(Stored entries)
=-=-=-=-=

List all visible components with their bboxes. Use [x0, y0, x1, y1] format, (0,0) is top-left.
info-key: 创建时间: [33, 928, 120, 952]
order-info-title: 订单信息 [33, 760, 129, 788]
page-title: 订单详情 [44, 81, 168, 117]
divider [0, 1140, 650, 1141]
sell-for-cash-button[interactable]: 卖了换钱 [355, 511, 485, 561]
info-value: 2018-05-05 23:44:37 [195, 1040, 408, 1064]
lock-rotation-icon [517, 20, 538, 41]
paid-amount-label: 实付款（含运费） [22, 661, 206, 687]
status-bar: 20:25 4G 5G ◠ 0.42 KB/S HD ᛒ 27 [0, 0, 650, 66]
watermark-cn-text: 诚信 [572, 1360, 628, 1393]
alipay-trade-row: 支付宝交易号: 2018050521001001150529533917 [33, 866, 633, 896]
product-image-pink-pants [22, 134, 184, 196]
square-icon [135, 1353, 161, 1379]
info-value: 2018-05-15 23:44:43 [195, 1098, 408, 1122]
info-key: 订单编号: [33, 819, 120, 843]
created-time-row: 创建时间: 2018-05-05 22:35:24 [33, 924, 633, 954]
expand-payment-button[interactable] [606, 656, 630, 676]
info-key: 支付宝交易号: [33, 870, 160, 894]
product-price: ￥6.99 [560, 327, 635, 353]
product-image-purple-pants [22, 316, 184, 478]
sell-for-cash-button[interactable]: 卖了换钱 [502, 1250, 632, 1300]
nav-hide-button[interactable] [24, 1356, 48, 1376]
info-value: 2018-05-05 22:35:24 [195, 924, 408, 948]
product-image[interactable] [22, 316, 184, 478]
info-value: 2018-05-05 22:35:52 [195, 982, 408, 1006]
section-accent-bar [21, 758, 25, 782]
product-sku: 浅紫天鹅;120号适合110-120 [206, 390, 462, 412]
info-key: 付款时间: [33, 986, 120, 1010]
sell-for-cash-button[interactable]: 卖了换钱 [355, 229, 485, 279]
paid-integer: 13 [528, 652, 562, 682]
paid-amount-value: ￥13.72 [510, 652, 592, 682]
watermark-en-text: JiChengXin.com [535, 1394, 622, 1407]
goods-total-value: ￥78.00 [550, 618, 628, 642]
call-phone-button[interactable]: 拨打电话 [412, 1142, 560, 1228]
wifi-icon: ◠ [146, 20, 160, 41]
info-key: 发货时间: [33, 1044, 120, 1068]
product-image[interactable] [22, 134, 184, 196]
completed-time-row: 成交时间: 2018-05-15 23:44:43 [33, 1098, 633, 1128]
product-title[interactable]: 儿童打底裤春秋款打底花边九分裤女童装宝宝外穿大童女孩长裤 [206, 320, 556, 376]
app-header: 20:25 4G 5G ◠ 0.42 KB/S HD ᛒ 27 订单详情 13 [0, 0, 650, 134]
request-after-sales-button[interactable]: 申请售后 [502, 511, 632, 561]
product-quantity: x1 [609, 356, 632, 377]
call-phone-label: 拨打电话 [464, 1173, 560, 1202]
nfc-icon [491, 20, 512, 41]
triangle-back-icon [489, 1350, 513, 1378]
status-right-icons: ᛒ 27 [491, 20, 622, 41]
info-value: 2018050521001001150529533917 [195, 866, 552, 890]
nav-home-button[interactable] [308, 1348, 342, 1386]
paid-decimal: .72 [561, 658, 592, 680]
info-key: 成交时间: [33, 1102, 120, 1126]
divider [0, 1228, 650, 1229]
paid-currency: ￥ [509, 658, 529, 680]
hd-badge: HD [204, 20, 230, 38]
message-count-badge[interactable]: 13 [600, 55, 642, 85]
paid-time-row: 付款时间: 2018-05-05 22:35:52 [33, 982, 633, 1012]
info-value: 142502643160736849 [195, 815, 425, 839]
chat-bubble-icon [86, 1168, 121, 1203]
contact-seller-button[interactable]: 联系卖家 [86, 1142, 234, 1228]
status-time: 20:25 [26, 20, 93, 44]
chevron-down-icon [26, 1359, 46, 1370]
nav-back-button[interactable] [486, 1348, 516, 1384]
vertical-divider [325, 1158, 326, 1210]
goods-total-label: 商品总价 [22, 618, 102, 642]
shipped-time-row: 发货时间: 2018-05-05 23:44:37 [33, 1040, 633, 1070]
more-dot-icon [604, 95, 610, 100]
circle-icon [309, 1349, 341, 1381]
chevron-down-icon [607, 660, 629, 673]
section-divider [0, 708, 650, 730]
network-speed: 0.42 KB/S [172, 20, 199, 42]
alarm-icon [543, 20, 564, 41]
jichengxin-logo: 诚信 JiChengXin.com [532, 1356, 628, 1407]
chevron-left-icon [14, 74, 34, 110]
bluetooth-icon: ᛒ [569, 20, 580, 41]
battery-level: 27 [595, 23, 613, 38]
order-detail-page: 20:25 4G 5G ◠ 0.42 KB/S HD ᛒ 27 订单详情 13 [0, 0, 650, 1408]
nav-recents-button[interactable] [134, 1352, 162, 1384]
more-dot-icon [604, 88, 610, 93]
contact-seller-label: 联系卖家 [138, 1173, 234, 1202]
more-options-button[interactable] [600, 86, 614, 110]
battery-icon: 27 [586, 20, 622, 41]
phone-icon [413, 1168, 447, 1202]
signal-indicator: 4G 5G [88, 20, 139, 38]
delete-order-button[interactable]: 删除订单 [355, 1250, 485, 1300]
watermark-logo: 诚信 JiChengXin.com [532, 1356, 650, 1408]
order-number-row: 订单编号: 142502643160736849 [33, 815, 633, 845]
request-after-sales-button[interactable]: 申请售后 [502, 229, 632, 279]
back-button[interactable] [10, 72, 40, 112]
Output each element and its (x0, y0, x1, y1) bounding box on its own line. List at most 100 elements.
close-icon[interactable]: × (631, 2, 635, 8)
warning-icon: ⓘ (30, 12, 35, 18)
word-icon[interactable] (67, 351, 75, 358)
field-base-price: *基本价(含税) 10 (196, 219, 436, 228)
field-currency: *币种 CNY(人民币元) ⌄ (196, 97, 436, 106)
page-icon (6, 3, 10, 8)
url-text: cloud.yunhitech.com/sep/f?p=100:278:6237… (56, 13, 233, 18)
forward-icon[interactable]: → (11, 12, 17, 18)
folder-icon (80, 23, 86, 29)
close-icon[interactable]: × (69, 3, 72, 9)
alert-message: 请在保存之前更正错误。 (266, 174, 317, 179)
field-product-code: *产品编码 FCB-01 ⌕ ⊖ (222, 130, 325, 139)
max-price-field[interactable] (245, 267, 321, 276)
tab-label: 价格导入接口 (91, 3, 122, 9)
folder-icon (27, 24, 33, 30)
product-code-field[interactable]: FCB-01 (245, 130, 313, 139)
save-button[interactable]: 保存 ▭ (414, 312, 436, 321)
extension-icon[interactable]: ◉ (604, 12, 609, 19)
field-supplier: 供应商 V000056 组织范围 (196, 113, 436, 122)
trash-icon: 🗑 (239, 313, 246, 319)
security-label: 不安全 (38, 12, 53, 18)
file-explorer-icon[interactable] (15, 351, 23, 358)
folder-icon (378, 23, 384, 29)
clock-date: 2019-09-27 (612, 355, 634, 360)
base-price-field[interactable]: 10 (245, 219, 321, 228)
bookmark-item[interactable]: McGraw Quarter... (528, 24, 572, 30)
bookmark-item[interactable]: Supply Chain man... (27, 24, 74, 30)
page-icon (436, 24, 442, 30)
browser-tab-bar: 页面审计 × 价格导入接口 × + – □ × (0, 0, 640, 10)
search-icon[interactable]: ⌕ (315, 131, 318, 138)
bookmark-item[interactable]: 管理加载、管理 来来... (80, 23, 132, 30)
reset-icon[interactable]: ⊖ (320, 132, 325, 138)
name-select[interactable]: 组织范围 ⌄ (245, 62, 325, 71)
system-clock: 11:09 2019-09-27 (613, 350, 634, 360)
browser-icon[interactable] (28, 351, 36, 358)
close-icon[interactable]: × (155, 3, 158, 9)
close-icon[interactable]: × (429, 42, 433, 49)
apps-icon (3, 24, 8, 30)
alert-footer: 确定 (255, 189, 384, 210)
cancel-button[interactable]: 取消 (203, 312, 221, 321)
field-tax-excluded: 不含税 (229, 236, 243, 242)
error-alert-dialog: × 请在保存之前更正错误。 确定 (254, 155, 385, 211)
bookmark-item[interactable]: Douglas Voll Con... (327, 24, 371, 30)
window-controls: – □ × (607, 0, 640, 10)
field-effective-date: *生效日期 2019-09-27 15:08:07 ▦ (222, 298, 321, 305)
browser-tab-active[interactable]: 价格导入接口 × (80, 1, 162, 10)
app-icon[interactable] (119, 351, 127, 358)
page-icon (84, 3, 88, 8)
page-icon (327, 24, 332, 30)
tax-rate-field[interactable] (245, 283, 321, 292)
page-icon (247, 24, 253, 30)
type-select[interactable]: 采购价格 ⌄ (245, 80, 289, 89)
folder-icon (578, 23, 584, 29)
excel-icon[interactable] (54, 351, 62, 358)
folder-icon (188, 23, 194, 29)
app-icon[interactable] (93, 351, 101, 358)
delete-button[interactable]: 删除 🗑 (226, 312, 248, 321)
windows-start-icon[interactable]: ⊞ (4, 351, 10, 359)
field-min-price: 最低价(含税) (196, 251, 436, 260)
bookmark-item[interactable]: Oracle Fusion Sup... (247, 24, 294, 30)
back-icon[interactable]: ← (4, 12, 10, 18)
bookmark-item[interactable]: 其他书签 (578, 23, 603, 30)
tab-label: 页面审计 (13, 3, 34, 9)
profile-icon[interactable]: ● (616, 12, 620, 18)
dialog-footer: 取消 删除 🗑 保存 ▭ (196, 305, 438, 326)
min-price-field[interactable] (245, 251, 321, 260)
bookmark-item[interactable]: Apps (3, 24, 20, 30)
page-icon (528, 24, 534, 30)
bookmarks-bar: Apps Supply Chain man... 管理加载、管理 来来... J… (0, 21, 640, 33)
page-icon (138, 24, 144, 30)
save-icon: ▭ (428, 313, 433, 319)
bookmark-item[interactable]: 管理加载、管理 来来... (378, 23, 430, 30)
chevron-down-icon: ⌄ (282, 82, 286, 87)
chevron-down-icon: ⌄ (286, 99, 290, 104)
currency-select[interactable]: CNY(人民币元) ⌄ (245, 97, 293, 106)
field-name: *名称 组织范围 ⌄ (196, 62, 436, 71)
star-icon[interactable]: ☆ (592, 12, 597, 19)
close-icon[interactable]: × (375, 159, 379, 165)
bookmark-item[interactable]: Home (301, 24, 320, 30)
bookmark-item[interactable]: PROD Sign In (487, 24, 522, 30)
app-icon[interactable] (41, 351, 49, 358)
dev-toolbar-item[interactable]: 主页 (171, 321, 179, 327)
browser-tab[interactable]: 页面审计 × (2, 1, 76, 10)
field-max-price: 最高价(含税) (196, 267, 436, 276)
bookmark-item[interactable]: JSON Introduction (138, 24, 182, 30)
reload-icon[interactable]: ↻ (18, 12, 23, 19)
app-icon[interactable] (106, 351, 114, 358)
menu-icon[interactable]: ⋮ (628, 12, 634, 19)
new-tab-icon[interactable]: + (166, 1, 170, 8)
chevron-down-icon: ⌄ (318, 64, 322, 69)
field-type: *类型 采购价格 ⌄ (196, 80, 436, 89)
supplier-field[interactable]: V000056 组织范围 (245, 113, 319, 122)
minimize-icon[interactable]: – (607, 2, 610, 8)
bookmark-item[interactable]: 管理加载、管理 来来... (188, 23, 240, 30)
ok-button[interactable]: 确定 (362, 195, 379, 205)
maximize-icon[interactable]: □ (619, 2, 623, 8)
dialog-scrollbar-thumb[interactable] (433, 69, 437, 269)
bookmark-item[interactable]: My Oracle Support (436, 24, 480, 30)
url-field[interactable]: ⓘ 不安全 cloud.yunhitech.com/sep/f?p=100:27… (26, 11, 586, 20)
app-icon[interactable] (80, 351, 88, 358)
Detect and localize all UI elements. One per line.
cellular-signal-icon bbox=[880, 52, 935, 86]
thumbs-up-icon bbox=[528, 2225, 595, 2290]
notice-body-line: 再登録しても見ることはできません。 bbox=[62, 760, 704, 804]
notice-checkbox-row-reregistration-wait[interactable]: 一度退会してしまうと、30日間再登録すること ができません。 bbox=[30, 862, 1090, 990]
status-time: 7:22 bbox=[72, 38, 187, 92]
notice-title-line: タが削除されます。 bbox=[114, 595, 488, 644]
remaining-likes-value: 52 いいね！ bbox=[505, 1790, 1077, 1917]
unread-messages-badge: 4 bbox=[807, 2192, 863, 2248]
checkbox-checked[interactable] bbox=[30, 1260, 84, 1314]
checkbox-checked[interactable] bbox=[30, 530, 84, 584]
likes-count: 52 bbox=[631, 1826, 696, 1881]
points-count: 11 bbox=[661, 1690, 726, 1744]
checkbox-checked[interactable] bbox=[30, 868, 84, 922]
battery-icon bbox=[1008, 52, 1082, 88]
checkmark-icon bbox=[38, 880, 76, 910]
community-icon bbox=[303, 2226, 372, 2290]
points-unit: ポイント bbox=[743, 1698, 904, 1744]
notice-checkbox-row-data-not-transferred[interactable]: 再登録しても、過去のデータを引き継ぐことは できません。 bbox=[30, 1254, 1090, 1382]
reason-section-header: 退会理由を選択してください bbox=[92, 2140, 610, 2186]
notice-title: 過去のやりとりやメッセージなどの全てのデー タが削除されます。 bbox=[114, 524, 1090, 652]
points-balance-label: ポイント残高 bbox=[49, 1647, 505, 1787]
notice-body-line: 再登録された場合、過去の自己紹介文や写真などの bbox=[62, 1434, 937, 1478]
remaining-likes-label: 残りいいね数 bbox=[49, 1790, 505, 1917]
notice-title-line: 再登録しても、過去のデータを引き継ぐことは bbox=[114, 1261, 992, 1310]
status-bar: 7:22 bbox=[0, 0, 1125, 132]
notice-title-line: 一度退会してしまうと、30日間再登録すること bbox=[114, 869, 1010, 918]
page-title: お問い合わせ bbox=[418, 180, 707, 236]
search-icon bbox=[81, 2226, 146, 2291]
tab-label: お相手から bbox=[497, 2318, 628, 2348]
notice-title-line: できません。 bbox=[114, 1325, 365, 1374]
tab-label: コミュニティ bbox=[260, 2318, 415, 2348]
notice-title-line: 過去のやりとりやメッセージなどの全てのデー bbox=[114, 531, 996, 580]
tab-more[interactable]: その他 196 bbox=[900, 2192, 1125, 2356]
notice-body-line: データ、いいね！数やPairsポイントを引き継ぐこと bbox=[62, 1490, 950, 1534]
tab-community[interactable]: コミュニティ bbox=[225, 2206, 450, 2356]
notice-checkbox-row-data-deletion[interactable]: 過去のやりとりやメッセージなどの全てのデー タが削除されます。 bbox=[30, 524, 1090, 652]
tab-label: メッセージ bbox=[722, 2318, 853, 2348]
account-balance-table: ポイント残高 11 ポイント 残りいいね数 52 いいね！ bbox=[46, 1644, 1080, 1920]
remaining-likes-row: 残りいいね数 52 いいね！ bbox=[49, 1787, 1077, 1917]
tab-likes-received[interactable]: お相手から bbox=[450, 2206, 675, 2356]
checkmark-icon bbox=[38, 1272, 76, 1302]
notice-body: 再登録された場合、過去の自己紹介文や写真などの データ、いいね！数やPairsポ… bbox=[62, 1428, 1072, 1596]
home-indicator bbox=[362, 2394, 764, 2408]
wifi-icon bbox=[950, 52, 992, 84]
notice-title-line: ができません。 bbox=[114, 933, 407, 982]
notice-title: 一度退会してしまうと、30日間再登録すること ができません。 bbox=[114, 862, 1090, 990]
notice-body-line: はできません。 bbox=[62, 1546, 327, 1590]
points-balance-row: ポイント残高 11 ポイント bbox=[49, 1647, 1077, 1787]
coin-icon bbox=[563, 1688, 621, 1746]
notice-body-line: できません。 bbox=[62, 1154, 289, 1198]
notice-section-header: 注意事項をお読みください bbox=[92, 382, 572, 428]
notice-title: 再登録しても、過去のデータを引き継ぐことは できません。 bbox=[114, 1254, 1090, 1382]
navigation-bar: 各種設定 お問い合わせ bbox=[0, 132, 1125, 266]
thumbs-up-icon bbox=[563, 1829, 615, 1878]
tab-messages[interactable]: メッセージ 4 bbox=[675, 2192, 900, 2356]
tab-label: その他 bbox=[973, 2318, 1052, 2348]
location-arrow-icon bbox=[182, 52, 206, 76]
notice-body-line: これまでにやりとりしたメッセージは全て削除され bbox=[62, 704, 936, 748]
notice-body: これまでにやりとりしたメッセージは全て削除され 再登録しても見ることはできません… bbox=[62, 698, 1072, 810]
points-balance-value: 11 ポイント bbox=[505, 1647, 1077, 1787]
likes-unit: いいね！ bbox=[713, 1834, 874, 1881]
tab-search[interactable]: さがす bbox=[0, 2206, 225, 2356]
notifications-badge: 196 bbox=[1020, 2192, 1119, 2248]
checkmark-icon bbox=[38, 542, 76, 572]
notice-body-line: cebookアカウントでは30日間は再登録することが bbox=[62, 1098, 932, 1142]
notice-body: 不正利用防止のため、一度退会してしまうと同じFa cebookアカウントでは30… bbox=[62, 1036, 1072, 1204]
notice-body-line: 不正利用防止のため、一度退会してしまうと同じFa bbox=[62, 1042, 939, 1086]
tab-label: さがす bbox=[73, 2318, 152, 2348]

=-=-=-=-=

Your objective: Convert the records into a numbered list, starting at the first line and ending at the line that contains "section-accent-bar [21, 758, 25, 782]". Leave out blank lines.

Solution for this task:
1. List all visible components with their bboxes. Use [x0, y0, x1, y1] format, (0,0) is top-left.
2. info-key: 创建时间: [33, 928, 120, 952]
3. order-info-title: 订单信息 [33, 760, 129, 788]
4. page-title: 订单详情 [44, 81, 168, 117]
5. divider [0, 1140, 650, 1141]
6. sell-for-cash-button[interactable]: 卖了换钱 [355, 511, 485, 561]
7. info-value: 2018-05-05 23:44:37 [195, 1040, 408, 1064]
8. lock-rotation-icon [517, 20, 538, 41]
9. paid-amount-label: 实付款（含运费） [22, 661, 206, 687]
10. status-bar: 20:25 4G 5G ◠ 0.42 KB/S HD ᛒ 27 [0, 0, 650, 66]
11. watermark-cn-text: 诚信 [572, 1360, 628, 1393]
12. alipay-trade-row: 支付宝交易号: 2018050521001001150529533917 [33, 866, 633, 896]
13. product-image-pink-pants [22, 134, 184, 196]
14. square-icon [135, 1353, 161, 1379]
15. info-value: 2018-05-15 23:44:43 [195, 1098, 408, 1122]
16. info-key: 订单编号: [33, 819, 120, 843]
17. created-time-row: 创建时间: 2018-05-05 22:35:24 [33, 924, 633, 954]
18. expand-payment-button[interactable] [606, 656, 630, 676]
19. info-key: 支付宝交易号: [33, 870, 160, 894]
20. product-price: ￥6.99 [560, 327, 635, 353]
21. product-image-purple-pants [22, 316, 184, 478]
22. sell-for-cash-button[interactable]: 卖了换钱 [502, 1250, 632, 1300]
23. nav-hide-button[interactable] [24, 1356, 48, 1376]
24. info-value: 2018-05-05 22:35:24 [195, 924, 408, 948]
25. product-image[interactable] [22, 316, 184, 478]
26. info-value: 2018-05-05 22:35:52 [195, 982, 408, 1006]
27. section-accent-bar [21, 758, 25, 782]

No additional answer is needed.